--- start TASK MATERIAL ---
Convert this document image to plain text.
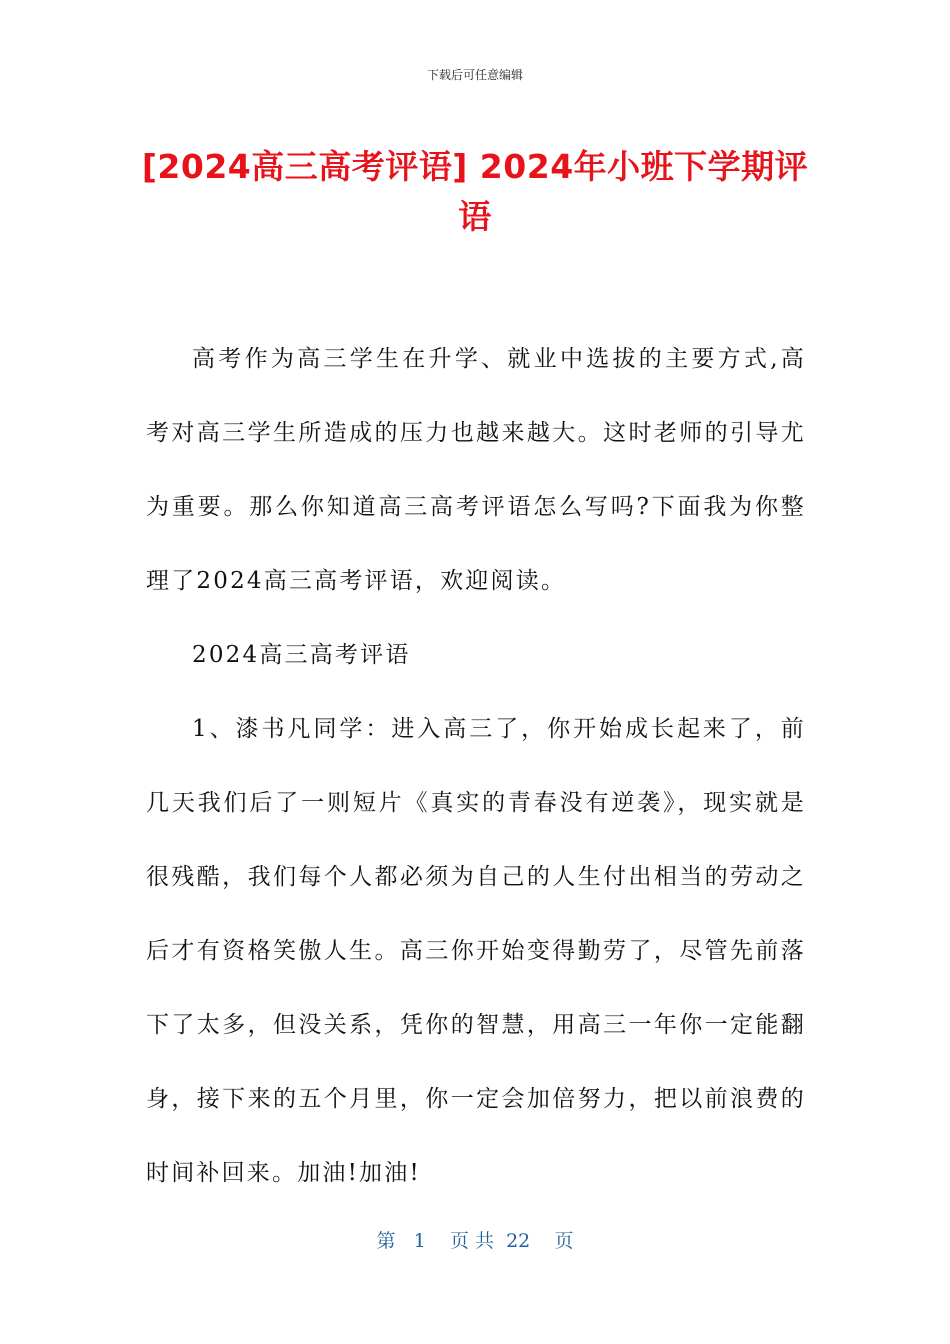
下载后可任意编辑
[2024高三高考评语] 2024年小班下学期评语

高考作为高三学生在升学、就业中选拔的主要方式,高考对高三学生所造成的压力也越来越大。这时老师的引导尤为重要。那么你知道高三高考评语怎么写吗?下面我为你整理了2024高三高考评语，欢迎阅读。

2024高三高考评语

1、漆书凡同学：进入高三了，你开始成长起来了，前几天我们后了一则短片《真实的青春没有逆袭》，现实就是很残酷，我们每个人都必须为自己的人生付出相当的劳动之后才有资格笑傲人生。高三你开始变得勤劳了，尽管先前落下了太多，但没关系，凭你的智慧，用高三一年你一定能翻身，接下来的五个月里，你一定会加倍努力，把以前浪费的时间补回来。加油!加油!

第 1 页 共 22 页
--- end TASK MATERIAL ---
--- start TASK MATERIAL ---
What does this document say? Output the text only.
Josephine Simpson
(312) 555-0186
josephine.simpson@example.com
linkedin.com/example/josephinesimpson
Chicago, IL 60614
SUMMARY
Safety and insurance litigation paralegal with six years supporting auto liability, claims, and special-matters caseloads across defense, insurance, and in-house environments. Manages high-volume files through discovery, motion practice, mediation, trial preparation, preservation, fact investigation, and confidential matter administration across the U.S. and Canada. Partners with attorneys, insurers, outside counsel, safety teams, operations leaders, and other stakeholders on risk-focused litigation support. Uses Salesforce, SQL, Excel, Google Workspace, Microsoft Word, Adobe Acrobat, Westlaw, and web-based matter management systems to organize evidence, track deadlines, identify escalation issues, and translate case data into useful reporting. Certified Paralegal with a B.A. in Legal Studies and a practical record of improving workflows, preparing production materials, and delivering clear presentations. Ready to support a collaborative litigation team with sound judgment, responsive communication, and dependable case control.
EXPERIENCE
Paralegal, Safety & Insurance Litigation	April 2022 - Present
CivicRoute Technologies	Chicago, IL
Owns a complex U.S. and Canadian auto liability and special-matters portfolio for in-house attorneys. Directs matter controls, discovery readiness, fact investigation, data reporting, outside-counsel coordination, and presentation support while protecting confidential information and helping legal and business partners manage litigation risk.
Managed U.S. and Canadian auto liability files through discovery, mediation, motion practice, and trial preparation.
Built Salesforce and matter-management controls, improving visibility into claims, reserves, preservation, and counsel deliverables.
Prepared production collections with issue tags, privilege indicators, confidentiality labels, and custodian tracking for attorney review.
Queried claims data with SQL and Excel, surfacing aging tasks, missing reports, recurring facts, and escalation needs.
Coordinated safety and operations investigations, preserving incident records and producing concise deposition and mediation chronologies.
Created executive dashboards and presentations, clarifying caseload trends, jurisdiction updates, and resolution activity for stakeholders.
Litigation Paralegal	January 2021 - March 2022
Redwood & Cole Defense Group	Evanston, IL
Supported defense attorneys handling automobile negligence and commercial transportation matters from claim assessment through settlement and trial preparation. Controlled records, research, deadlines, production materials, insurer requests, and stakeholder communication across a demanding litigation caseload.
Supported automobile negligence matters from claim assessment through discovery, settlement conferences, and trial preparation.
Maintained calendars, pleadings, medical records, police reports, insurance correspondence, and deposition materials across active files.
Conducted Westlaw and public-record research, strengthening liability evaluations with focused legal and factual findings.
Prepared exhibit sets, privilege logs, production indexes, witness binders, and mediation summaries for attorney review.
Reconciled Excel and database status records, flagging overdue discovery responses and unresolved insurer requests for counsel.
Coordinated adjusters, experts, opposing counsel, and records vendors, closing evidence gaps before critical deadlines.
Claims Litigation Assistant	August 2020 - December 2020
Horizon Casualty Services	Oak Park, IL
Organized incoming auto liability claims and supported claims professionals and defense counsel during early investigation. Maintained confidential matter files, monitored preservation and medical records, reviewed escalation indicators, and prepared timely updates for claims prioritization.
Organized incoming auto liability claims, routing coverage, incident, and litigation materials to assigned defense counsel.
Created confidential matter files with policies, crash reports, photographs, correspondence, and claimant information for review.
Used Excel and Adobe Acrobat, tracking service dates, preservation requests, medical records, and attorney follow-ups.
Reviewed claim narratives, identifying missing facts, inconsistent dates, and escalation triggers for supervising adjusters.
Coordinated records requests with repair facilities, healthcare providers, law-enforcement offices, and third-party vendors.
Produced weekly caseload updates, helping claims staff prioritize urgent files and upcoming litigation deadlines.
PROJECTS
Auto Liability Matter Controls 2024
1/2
--- end TASK MATERIAL ---
■ **CHALLENGE**
Of the lines above, how many contain the string "helping"? Only the number is required.

■ **THE ANSWER**
2